** start of MATERIAL SUPPLIED **

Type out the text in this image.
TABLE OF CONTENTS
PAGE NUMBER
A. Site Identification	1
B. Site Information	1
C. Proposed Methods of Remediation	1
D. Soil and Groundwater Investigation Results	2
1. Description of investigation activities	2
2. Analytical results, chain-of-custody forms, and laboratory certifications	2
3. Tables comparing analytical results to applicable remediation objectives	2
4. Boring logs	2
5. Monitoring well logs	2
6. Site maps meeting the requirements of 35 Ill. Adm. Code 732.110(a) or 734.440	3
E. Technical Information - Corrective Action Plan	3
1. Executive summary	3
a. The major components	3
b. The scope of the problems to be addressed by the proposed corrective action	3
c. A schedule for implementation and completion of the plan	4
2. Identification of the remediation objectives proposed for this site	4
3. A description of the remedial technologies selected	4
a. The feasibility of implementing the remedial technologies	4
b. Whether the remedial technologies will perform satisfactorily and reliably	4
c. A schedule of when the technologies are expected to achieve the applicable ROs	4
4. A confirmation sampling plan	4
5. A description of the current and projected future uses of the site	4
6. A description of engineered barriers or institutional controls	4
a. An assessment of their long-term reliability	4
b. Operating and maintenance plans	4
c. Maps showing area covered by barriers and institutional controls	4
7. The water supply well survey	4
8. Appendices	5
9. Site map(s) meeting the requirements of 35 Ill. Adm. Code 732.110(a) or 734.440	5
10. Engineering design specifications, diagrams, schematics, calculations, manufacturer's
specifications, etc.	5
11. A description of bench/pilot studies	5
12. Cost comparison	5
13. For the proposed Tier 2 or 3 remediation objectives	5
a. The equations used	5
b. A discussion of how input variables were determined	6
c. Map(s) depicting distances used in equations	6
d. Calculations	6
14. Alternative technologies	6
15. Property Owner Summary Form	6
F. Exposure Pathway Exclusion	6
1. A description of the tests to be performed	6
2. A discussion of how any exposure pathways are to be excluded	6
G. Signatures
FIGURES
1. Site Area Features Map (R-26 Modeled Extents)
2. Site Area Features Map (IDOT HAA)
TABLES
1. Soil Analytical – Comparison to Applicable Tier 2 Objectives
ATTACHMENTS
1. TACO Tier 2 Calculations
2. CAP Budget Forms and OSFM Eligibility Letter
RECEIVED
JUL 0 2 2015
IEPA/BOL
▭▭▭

** end of MATERIAL SUPPLIED **

WRITTEN REQUEST:
Every entry must be retyped in full, exactly as given.

TASK SOLUTION:
Type out the text in this image.
TABLE OF CONTENTS
PAGE NUMBER
A. Site Identification	1
B. Site Information	1
C. Proposed Methods of Remediation	1
D. Soil and Groundwater Investigation Results	2
1. Description of investigation activities	2
2. Analytical results, chain-of-custody forms, and laboratory certifications	2
3. Tables comparing analytical results to applicable remediation objectives	2
4. Boring logs	2
5. Monitoring well logs	2
6. Site maps meeting the requirements of 35 Ill. Adm. Code 732.110(a) or 734.440	3
E. Technical Information - Corrective Action Plan	3
1. Executive summary	3
a. The major components	3
b. The scope of the problems to be addressed by the proposed corrective action	3
c. A schedule for implementation and completion of the plan	4
2. Identification of the remediation objectives proposed for this site	4
3. A description of the remedial technologies selected	4
a. The feasibility of implementing the remedial technologies	4
b. Whether the remedial technologies will perform satisfactorily and reliably	4
c. A schedule of when the technologies are expected to achieve the applicable ROs	4
4. A confirmation sampling plan	4
5. A description of the current and projected future uses of the site	4
6. A description of engineered barriers or institutional controls	4
a. An assessment of their long-term reliability	4
b. Operating and maintenance plans	4
c. Maps showing area covered by barriers and institutional controls	4
7. The water supply well survey	4
8. Appendices	5
9. Site map(s) meeting the requirements of 35 Ill. Adm. Code 732.110(a) or 734.440	5
10. Engineering design specifications, diagrams, schematics, calculations, manufacturer's
specifications, etc.	5
11. A description of bench/pilot studies	5
12. Cost comparison	5
13. For the proposed Tier 2 or 3 remediation objectives	5
a. The equations used	5
b. A discussion of how input variables were determined	6
c. Map(s) depicting distances used in equations	6
d. Calculations	6
14. Alternative technologies	6
15. Property Owner Summary Form	6
F. Exposure Pathway Exclusion	6
1. A description of the tests to be performed	6
2. A discussion of how any exposure pathways are to be excluded	6
G. Signatures
FIGURES
1. Site Area Features Map (R-26 Modeled Extents)
2. Site Area Features Map (IDOT HAA)
TABLES
1. Soil Analytical – Comparison to Applicable Tier 2 Objectives
ATTACHMENTS
1. TACO Tier 2 Calculations
2. CAP Budget Forms and OSFM Eligibility Letter
RECEIVED
JUL 0 2 2015
IEPA/BOL
▭▭▭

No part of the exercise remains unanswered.